-- SHORT EXERCISE --
Copy out every line exactly as given.

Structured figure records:
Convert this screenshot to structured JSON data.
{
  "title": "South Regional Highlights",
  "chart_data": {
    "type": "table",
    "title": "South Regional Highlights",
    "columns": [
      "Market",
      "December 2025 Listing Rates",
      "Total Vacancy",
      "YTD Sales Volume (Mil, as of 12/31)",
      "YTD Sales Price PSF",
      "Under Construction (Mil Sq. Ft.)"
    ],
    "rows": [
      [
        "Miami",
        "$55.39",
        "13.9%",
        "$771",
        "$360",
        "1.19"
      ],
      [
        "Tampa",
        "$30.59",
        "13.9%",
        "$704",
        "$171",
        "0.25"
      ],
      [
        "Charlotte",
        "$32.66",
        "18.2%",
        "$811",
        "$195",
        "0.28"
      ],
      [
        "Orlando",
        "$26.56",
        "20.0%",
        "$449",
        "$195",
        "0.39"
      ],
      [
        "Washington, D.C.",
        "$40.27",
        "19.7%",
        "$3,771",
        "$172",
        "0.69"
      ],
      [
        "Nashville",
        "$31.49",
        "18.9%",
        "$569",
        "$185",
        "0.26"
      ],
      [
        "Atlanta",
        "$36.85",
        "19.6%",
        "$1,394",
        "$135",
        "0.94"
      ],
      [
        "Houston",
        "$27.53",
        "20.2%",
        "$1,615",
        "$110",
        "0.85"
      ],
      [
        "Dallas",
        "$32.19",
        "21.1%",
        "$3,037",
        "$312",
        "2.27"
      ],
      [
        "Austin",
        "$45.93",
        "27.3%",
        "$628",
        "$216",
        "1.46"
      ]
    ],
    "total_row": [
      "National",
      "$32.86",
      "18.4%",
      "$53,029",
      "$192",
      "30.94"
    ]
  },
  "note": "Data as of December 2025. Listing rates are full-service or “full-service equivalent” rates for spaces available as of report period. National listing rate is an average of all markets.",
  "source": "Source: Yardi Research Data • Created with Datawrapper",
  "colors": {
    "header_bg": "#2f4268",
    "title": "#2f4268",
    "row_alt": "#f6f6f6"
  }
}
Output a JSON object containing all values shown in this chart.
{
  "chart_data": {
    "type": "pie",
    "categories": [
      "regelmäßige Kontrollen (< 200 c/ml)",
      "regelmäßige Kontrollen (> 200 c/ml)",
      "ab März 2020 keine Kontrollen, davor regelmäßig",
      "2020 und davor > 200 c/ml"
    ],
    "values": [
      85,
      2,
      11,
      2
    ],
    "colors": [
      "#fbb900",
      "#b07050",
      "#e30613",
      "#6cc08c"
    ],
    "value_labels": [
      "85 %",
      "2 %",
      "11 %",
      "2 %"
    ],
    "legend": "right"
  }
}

-- TASK RESPONSE --
Convert this screenshot to structured JSON data.
{
  "title": "South Regional Highlights",
  "chart_data": {
    "type": "table",
    "title": "South Regional Highlights",
    "columns": [
      "Market",
      "December 2025 Listing Rates",
      "Total Vacancy",
      "YTD Sales Volume (Mil, as of 12/31)",
      "YTD Sales Price PSF",
      "Under Construction (Mil Sq. Ft.)"
    ],
    "rows": [
      [
        "Miami",
        "$55.39",
        "13.9%",
        "$771",
        "$360",
        "1.19"
      ],
      [
        "Tampa",
        "$30.59",
        "13.9%",
        "$704",
        "$171",
        "0.25"
      ],
      [
        "Charlotte",
        "$32.66",
        "18.2%",
        "$811",
        "$195",
        "0.28"
      ],
      [
        "Orlando",
        "$26.56",
        "20.0%",
        "$449",
        "$195",
        "0.39"
      ],
      [
        "Washington, D.C.",
        "$40.27",
        "19.7%",
        "$3,771",
        "$172",
        "0.69"
      ],
      [
        "Nashville",
        "$31.49",
        "18.9%",
        "$569",
        "$185",
        "0.26"
      ],
      [
        "Atlanta",
        "$36.85",
        "19.6%",
        "$1,394",
        "$135",
        "0.94"
      ],
      [
        "Houston",
        "$27.53",
        "20.2%",
        "$1,615",
        "$110",
        "0.85"
      ],
      [
        "Dallas",
        "$32.19",
        "21.1%",
        "$3,037",
        "$312",
        "2.27"
      ],
      [
        "Austin",
        "$45.93",
        "27.3%",
        "$628",
        "$216",
        "1.46"
      ]
    ],
    "total_row": [
      "National",
      "$32.86",
      "18.4%",
      "$53,029",
      "$192",
      "30.94"
    ]
  },
  "note": "Data as of December 2025. Listing rates are full-service or “full-service equivalent” rates for spaces available as of report period. National listing rate is an average of all markets.",
  "source": "Source: Yardi Research Data • Created with Datawrapper",
  "colors": {
    "header_bg": "#2f4268",
    "title": "#2f4268",
    "row_alt": "#f6f6f6"
  }
}
Output a JSON object containing all values shown in this chart.
{
  "chart_data": {
    "type": "pie",
    "categories": [
      "regelmäßige Kontrollen (< 200 c/ml)",
      "regelmäßige Kontrollen (> 200 c/ml)",
      "ab März 2020 keine Kontrollen, davor regelmäßig",
      "2020 und davor > 200 c/ml"
    ],
    "values": [
      85,
      2,
      11,
      2
    ],
    "colors": [
      "#fbb900",
      "#b07050",
      "#e30613",
      "#6cc08c"
    ],
    "value_labels": [
      "85 %",
      "2 %",
      "11 %",
      "2 %"
    ],
    "legend": "right"
  }
}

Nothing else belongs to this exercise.